GIVEN INSTRUCTION:
Set down the material below in full, matching it exactly.

EXTRACTED RECORDS:

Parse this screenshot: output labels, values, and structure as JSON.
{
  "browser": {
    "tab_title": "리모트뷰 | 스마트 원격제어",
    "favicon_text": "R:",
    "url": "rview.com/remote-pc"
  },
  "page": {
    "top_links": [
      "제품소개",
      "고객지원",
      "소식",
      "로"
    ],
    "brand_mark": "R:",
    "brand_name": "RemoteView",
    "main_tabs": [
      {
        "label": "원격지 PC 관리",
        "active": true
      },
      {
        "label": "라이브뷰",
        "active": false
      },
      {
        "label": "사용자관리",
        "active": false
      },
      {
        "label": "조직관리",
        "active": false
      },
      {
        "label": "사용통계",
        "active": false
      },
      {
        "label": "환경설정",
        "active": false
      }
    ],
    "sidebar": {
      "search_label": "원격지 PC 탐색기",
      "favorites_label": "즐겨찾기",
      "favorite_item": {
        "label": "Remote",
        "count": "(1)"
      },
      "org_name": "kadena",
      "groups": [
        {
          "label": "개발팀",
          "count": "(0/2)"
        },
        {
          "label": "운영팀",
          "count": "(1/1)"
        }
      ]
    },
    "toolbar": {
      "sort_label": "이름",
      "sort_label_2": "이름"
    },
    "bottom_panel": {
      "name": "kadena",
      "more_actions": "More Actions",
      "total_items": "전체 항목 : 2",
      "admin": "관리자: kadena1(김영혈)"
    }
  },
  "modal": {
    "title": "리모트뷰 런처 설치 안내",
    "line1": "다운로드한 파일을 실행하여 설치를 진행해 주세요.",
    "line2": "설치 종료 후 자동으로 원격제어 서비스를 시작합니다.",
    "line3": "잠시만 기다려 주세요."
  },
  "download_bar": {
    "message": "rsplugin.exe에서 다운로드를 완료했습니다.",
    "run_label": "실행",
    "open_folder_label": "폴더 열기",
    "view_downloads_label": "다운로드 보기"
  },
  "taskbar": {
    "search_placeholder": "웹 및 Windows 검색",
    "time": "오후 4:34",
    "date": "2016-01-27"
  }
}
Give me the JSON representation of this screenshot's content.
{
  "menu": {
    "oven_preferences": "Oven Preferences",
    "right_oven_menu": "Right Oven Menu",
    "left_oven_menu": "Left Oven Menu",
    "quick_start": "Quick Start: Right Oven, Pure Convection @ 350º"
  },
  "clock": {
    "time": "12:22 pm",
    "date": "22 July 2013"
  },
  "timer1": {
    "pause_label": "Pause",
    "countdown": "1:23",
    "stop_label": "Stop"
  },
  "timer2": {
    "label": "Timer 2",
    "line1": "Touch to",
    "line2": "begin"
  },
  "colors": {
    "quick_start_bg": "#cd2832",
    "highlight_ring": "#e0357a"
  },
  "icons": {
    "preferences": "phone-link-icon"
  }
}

PROBLEM SOLUTION:
Parse this screenshot: output labels, values, and structure as JSON.
{
  "browser": {
    "tab_title": "리모트뷰 | 스마트 원격제어",
    "favicon_text": "R:",
    "url": "rview.com/remote-pc"
  },
  "page": {
    "top_links": [
      "제품소개",
      "고객지원",
      "소식",
      "로"
    ],
    "brand_mark": "R:",
    "brand_name": "RemoteView",
    "main_tabs": [
      {
        "label": "원격지 PC 관리",
        "active": true
      },
      {
        "label": "라이브뷰",
        "active": false
      },
      {
        "label": "사용자관리",
        "active": false
      },
      {
        "label": "조직관리",
        "active": false
      },
      {
        "label": "사용통계",
        "active": false
      },
      {
        "label": "환경설정",
        "active": false
      }
    ],
    "sidebar": {
      "search_label": "원격지 PC 탐색기",
      "favorites_label": "즐겨찾기",
      "favorite_item": {
        "label": "Remote",
        "count": "(1)"
      },
      "org_name": "kadena",
      "groups": [
        {
          "label": "개발팀",
          "count": "(0/2)"
        },
        {
          "label": "운영팀",
          "count": "(1/1)"
        }
      ]
    },
    "toolbar": {
      "sort_label": "이름",
      "sort_label_2": "이름"
    },
    "bottom_panel": {
      "name": "kadena",
      "more_actions": "More Actions",
      "total_items": "전체 항목 : 2",
      "admin": "관리자: kadena1(김영혈)"
    }
  },
  "modal": {
    "title": "리모트뷰 런처 설치 안내",
    "line1": "다운로드한 파일을 실행하여 설치를 진행해 주세요.",
    "line2": "설치 종료 후 자동으로 원격제어 서비스를 시작합니다.",
    "line3": "잠시만 기다려 주세요."
  },
  "download_bar": {
    "message": "rsplugin.exe에서 다운로드를 완료했습니다.",
    "run_label": "실행",
    "open_folder_label": "폴더 열기",
    "view_downloads_label": "다운로드 보기"
  },
  "taskbar": {
    "search_placeholder": "웹 및 Windows 검색",
    "time": "오후 4:34",
    "date": "2016-01-27"
  }
}
Give me the JSON representation of this screenshot's content.
{
  "menu": {
    "oven_preferences": "Oven Preferences",
    "right_oven_menu": "Right Oven Menu",
    "left_oven_menu": "Left Oven Menu",
    "quick_start": "Quick Start: Right Oven, Pure Convection @ 350º"
  },
  "clock": {
    "time": "12:22 pm",
    "date": "22 July 2013"
  },
  "timer1": {
    "pause_label": "Pause",
    "countdown": "1:23",
    "stop_label": "Stop"
  },
  "timer2": {
    "label": "Timer 2",
    "line1": "Touch to",
    "line2": "begin"
  },
  "colors": {
    "quick_start_bg": "#cd2832",
    "highlight_ring": "#e0357a"
  },
  "icons": {
    "preferences": "phone-link-icon"
  }
}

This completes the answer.